§ Input:
□ □ □ □ □ □ □

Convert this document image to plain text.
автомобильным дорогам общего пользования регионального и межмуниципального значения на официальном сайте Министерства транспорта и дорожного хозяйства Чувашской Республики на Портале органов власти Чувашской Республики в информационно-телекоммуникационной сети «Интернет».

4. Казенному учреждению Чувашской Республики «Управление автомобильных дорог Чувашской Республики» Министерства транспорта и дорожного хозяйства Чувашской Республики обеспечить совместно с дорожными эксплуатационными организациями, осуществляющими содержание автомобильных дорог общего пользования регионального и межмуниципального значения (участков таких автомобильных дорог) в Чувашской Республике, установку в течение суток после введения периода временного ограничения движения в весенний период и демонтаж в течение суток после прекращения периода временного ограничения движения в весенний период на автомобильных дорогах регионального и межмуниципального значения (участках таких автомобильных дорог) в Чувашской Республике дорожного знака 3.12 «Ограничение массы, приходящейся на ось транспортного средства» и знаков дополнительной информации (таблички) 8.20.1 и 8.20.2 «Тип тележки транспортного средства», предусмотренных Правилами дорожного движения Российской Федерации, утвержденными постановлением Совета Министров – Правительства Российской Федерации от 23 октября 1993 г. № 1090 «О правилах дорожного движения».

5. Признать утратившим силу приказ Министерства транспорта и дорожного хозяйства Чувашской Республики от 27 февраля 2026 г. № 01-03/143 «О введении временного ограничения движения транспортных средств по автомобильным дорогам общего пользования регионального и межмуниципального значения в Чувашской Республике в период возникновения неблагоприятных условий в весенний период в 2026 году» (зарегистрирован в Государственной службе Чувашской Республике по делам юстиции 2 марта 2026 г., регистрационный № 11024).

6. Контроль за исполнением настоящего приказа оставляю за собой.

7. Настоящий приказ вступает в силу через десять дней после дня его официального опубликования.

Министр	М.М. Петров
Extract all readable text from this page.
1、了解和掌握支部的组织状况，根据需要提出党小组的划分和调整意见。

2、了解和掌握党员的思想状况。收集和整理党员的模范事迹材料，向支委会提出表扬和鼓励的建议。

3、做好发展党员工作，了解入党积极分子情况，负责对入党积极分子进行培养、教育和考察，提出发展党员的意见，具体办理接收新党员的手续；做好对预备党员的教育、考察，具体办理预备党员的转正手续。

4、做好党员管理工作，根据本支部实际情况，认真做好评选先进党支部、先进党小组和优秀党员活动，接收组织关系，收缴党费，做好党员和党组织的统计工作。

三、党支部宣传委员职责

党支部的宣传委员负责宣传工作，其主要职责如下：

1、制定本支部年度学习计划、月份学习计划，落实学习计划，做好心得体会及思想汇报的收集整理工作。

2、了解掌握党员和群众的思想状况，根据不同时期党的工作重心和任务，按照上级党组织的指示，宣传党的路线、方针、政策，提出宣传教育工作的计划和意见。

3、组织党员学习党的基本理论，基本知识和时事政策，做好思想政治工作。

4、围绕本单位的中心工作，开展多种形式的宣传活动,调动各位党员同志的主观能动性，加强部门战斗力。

□ □ □ □ □ □ □

§ Task:
Take the line that contains "Extract all readable text from this page." and each line after it down to the last of the records, and retype them exactly; add nothing else.

§ Solution for this task:
Extract all readable text from this page.
1、了解和掌握支部的组织状况，根据需要提出党小组的划分和调整意见。

2、了解和掌握党员的思想状况。收集和整理党员的模范事迹材料，向支委会提出表扬和鼓励的建议。

3、做好发展党员工作，了解入党积极分子情况，负责对入党积极分子进行培养、教育和考察，提出发展党员的意见，具体办理接收新党员的手续；做好对预备党员的教育、考察，具体办理预备党员的转正手续。

4、做好党员管理工作，根据本支部实际情况，认真做好评选先进党支部、先进党小组和优秀党员活动，接收组织关系，收缴党费，做好党员和党组织的统计工作。

三、党支部宣传委员职责

党支部的宣传委员负责宣传工作，其主要职责如下：

1、制定本支部年度学习计划、月份学习计划，落实学习计划，做好心得体会及思想汇报的收集整理工作。

2、了解掌握党员和群众的思想状况，根据不同时期党的工作重心和任务，按照上级党组织的指示，宣传党的路线、方针、政策，提出宣传教育工作的计划和意见。

3、组织党员学习党的基本理论，基本知识和时事政策，做好思想政治工作。

4、围绕本单位的中心工作，开展多种形式的宣传活动,调动各位党员同志的主观能动性，加强部门战斗力。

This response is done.